• _Directions for this task_
Exactly reproduce the lines that follow.
====== Provided records ======
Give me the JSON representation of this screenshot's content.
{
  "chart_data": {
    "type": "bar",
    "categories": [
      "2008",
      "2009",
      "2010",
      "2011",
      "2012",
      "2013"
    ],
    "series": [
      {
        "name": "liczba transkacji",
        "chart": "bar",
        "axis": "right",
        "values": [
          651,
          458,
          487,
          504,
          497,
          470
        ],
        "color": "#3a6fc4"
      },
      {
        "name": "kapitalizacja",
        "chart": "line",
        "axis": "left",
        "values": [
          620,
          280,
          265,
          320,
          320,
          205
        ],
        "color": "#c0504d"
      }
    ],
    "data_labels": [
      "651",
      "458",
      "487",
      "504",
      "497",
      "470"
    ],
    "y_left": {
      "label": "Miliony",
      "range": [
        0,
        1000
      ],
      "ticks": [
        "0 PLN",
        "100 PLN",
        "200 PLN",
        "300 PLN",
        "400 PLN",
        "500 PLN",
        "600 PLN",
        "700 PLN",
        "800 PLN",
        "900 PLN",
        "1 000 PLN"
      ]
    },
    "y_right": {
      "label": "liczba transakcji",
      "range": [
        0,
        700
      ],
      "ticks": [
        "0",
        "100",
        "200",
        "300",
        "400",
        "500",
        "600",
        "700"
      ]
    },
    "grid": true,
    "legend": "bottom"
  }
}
======
• _Completed exercise_
Give me the JSON representation of this screenshot's content.
{
  "chart_data": {
    "type": "bar",
    "categories": [
      "2008",
      "2009",
      "2010",
      "2011",
      "2012",
      "2013"
    ],
    "series": [
      {
        "name": "liczba transkacji",
        "chart": "bar",
        "axis": "right",
        "values": [
          651,
          458,
          487,
          504,
          497,
          470
        ],
        "color": "#3a6fc4"
      },
      {
        "name": "kapitalizacja",
        "chart": "line",
        "axis": "left",
        "values": [
          620,
          280,
          265,
          320,
          320,
          205
        ],
        "color": "#c0504d"
      }
    ],
    "data_labels": [
      "651",
      "458",
      "487",
      "504",
      "497",
      "470"
    ],
    "y_left": {
      "label": "Miliony",
      "range": [
        0,
        1000
      ],
      "ticks": [
        "0 PLN",
        "100 PLN",
        "200 PLN",
        "300 PLN",
        "400 PLN",
        "500 PLN",
        "600 PLN",
        "700 PLN",
        "800 PLN",
        "900 PLN",
        "1 000 PLN"
      ]
    },
    "y_right": {
      "label": "liczba transakcji",
      "range": [
        0,
        700
      ],
      "ticks": [
        "0",
        "100",
        "200",
        "300",
        "400",
        "500",
        "600",
        "700"
      ]
    },
    "grid": true,
    "legend": "bottom"
  }
}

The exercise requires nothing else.